## EXERCISE BRIEF
Restate the material word for word and leave out anything that is a picture.
==== THE RECORDS ====
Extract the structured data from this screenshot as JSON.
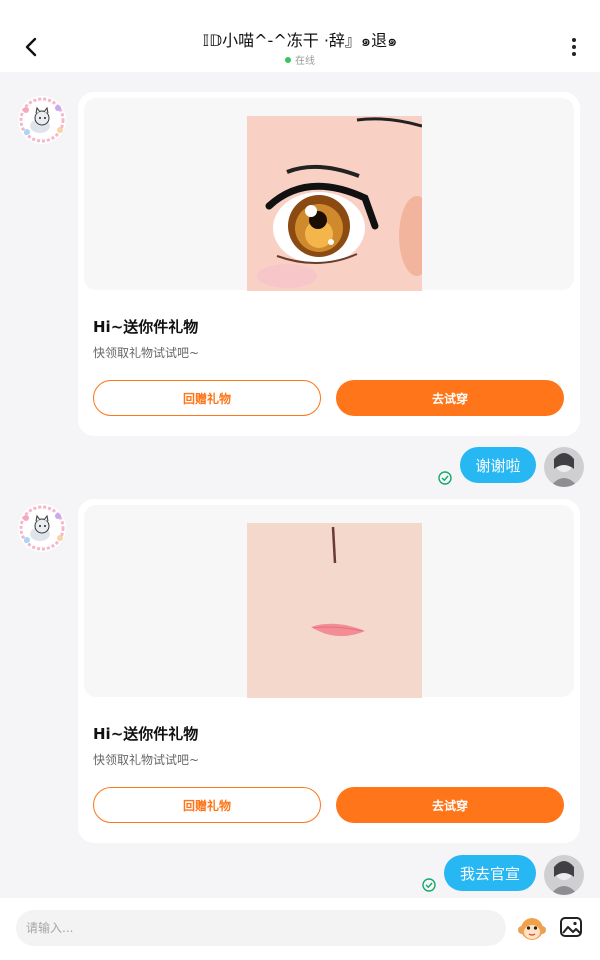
{
  "header": {
    "title": "𝕀𝔻小喵^-^冻干 ·辞』๑退๑",
    "status": "在线"
  },
  "messages": [
    {
      "type": "gift_card",
      "title": "Hi~送你件礼物",
      "subtitle": "快领取礼物试试吧~",
      "return_gift_label": "回赠礼物",
      "try_on_label": "去试穿",
      "item": "eye"
    },
    {
      "type": "outgoing_text",
      "text": "谢谢啦"
    },
    {
      "type": "gift_card",
      "title": "Hi~送你件礼物",
      "subtitle": "快领取礼物试试吧~",
      "return_gift_label": "回赠礼物",
      "try_on_label": "去试穿",
      "item": "nose_mouth"
    },
    {
      "type": "outgoing_text",
      "text": "我去官宣"
    }
  ],
  "composer": {
    "placeholder": "请输入..."
  },
  "colors": {
    "accent": "#ff7519",
    "bubble": "#27b7f3",
    "online": "#35c759",
    "read_check": "#14a86b"
  }
}
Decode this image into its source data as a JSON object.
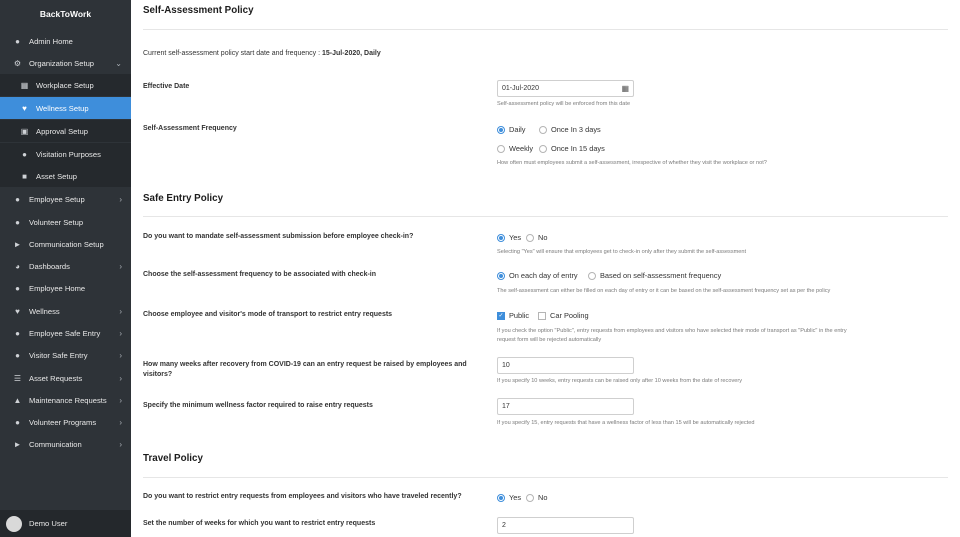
{
  "sidebar": {
    "brand": "BackToWork",
    "items": [
      {
        "label": "Admin Home",
        "icon": "user-icon"
      },
      {
        "label": "Organization Setup",
        "icon": "gear-icon"
      },
      {
        "label": "Workplace Setup",
        "icon": "building-icon"
      },
      {
        "label": "Wellness Setup",
        "icon": "heart-icon"
      },
      {
        "label": "Approval Setup",
        "icon": "clipboard-icon"
      },
      {
        "label": "Visitation Purposes",
        "icon": "user-icon"
      },
      {
        "label": "Asset Setup",
        "icon": "box-icon"
      },
      {
        "label": "Employee Setup",
        "icon": "users-icon"
      },
      {
        "label": "Volunteer Setup",
        "icon": "user-plus-icon"
      },
      {
        "label": "Communication Setup",
        "icon": "megaphone-icon"
      },
      {
        "label": "Dashboards",
        "icon": "pie-chart-icon"
      },
      {
        "label": "Employee Home",
        "icon": "user-icon"
      },
      {
        "label": "Wellness",
        "icon": "heart-icon"
      },
      {
        "label": "Employee Safe Entry",
        "icon": "user-icon"
      },
      {
        "label": "Visitor Safe Entry",
        "icon": "user-icon"
      },
      {
        "label": "Asset Requests",
        "icon": "list-icon"
      },
      {
        "label": "Maintenance Requests",
        "icon": "wrench-icon"
      },
      {
        "label": "Volunteer Programs",
        "icon": "user-plus-icon"
      },
      {
        "label": "Communication",
        "icon": "megaphone-icon"
      }
    ],
    "user": "Demo User",
    "accent": "#3e8edb"
  },
  "self_assessment": {
    "title": "Self-Assessment Policy",
    "current_prefix": "Current self-assessment policy start date and frequency : ",
    "current_value": "15-Jul-2020, Daily",
    "effective_date_label": "Effective Date",
    "effective_date_value": "01-Jul-2020",
    "effective_date_hint": "Self-assessment policy will be enforced from this date",
    "frequency_label": "Self-Assessment Frequency",
    "freq_daily": "Daily",
    "freq_3days": "Once In 3 days",
    "freq_weekly": "Weekly",
    "freq_15days": "Once In 15 days",
    "frequency_hint": "How often must employees submit a self-assessment, irrespective of whether they visit the workplace or not?"
  },
  "safe_entry": {
    "title": "Safe Entry Policy",
    "q1": "Do you want to mandate self-assessment submission before employee check-in?",
    "q1_yes": "Yes",
    "q1_no": "No",
    "q1_hint": "Selecting \"Yes\" will ensure that employees get to check-in only after they submit the self-assessment",
    "q2": "Choose the self-assessment frequency to be associated with check-in",
    "q2_opt1": "On each day of entry",
    "q2_opt2": "Based on self-assessment frequency",
    "q2_hint": "The self-assessment can either be filled on each day of entry or it can be based on the self-assessment frequency set as per the policy",
    "q3": "Choose employee and visitor's mode of transport to restrict entry requests",
    "q3_public": "Public",
    "q3_car": "Car Pooling",
    "q3_hint_1": "If you check the option \"Public\", entry requests from employees and visitors who have selected their mode of transport as \"Public\" in the entry",
    "q3_hint_2": "request form will be rejected automatically",
    "q4_1": "How many weeks after recovery from COVID-19 can an entry request be raised by employees and",
    "q4_2": "visitors?",
    "q4_value": "10",
    "q4_hint": "If you specify 10 weeks, entry requests can be raised only after 10 weeks from the date of recovery",
    "q5": "Specify the minimum wellness factor required to raise entry requests",
    "q5_value": "17",
    "q5_hint": "If you specify 15, entry requests that have a wellness factor of less than 15 will be automatically rejected"
  },
  "travel": {
    "title": "Travel Policy",
    "q1": "Do you want to restrict entry requests from employees and visitors who have traveled recently?",
    "q1_yes": "Yes",
    "q1_no": "No",
    "q2": "Set the number of weeks for which you want to restrict entry requests",
    "q2_value": "2"
  }
}
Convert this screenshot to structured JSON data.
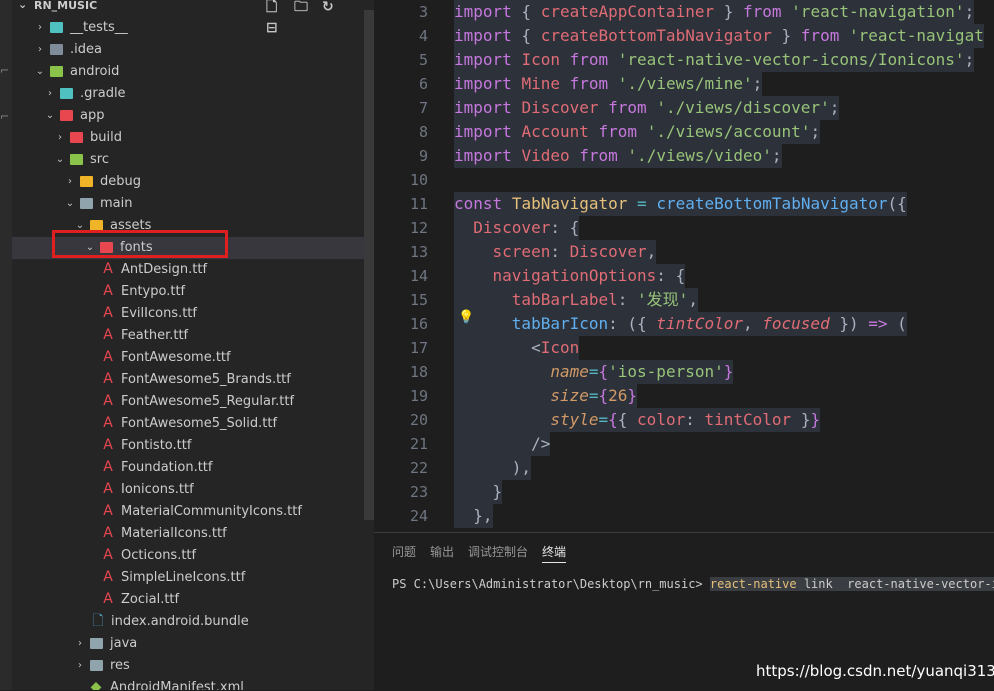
====
## TASK RESPONSE
Extract the structured data from this screenshot as JSON.
{
  "header": {
    "title": "𝕀𝔻小喵^-^冻干 ·辞』๑退๑",
    "status": "在线"
  },
  "messages": [
    {
      "type": "gift_card",
      "title": "Hi~送你件礼物",
      "subtitle": "快领取礼物试试吧~",
      "return_gift_label": "回赠礼物",
      "try_on_label": "去试穿",
      "item": "eye"
    },
    {
      "type": "outgoing_text",
      "text": "谢谢啦"
    },
    {
      "type": "gift_card",
      "title": "Hi~送你件礼物",
      "subtitle": "快领取礼物试试吧~",
      "return_gift_label": "回赠礼物",
      "try_on_label": "去试穿",
      "item": "nose_mouth"
    },
    {
      "type": "outgoing_text",
      "text": "我去官宣"
    }
  ],
  "composer": {
    "placeholder": "请输入..."
  },
  "colors": {
    "accent": "#ff7519",
    "bubble": "#27b7f3",
    "online": "#35c759",
    "read_check": "#14a86b"
  }
}
Decode this image into its source data as a JSON object.
{
  "sidebar": {
    "brand": "BackToWork",
    "items": [
      {
        "label": "Admin Home",
        "icon": "user-icon"
      },
      {
        "label": "Organization Setup",
        "icon": "gear-icon"
      },
      {
        "label": "Workplace Setup",
        "icon": "building-icon"
      },
      {
        "label": "Wellness Setup",
        "icon": "heart-icon"
      },
      {
        "label": "Approval Setup",
        "icon": "clipboard-icon"
      },
      {
        "label": "Visitation Purposes",
        "icon": "user-icon"
      },
      {
        "label": "Asset Setup",
        "icon": "box-icon"
      },
      {
        "label": "Employee Setup",
        "icon": "users-icon"
      },
      {
        "label": "Volunteer Setup",
        "icon": "user-plus-icon"
      },
      {
        "label": "Communication Setup",
        "icon": "megaphone-icon"
      },
      {
        "label": "Dashboards",
        "icon": "pie-chart-icon"
      },
      {
        "label": "Employee Home",
        "icon": "user-icon"
      },
      {
        "label": "Wellness",
        "icon": "heart-icon"
      },
      {
        "label": "Employee Safe Entry",
        "icon": "user-icon"
      },
      {
        "label": "Visitor Safe Entry",
        "icon": "user-icon"
      },
      {
        "label": "Asset Requests",
        "icon": "list-icon"
      },
      {
        "label": "Maintenance Requests",
        "icon": "wrench-icon"
      },
      {
        "label": "Volunteer Programs",
        "icon": "user-plus-icon"
      },
      {
        "label": "Communication",
        "icon": "megaphone-icon"
      }
    ],
    "user": "Demo User",
    "accent": "#3e8edb"
  },
  "self_assessment": {
    "title": "Self-Assessment Policy",
    "current_prefix": "Current self-assessment policy start date and frequency : ",
    "current_value": "15-Jul-2020, Daily",
    "effective_date_label": "Effective Date",
    "effective_date_value": "01-Jul-2020",
    "effective_date_hint": "Self-assessment policy will be enforced from this date",
    "frequency_label": "Self-Assessment Frequency",
    "freq_daily": "Daily",
    "freq_3days": "Once In 3 days",
    "freq_weekly": "Weekly",
    "freq_15days": "Once In 15 days",
    "frequency_hint": "How often must employees submit a self-assessment, irrespective of whether they visit the workplace or not?"
  },
  "safe_entry": {
    "title": "Safe Entry Policy",
    "q1": "Do you want to mandate self-assessment submission before employee check-in?",
    "q1_yes": "Yes",
    "q1_no": "No",
    "q1_hint": "Selecting \"Yes\" will ensure that employees get to check-in only after they submit the self-assessment",
    "q2": "Choose the self-assessment frequency to be associated with check-in",
    "q2_opt1": "On each day of entry",
    "q2_opt2": "Based on self-assessment frequency",
    "q2_hint": "The self-assessment can either be filled on each day of entry or it can be based on the self-assessment frequency set as per the policy",
    "q3": "Choose employee and visitor's mode of transport to restrict entry requests",
    "q3_public": "Public",
    "q3_car": "Car Pooling",
    "q3_hint_1": "If you check the option \"Public\", entry requests from employees and visitors who have selected their mode of transport as \"Public\" in the entry",
    "q3_hint_2": "request form will be rejected automatically",
    "q4_1": "How many weeks after recovery from COVID-19 can an entry request be raised by employees and",
    "q4_2": "visitors?",
    "q4_value": "10",
    "q4_hint": "If you specify 10 weeks, entry requests can be raised only after 10 weeks from the date of recovery",
    "q5": "Specify the minimum wellness factor required to raise entry requests",
    "q5_value": "17",
    "q5_hint": "If you specify 15, entry requests that have a wellness factor of less than 15 will be automatically rejected"
  },
  "travel": {
    "title": "Travel Policy",
    "q1": "Do you want to restrict entry requests from employees and visitors who have traveled recently?",
    "q1_yes": "Yes",
    "q1_no": "No",
    "q2": "Set the number of weeks for which you want to restrict entry requests",
    "q2_value": "2"
  }
}
Convert this screenshot to structured JSON data.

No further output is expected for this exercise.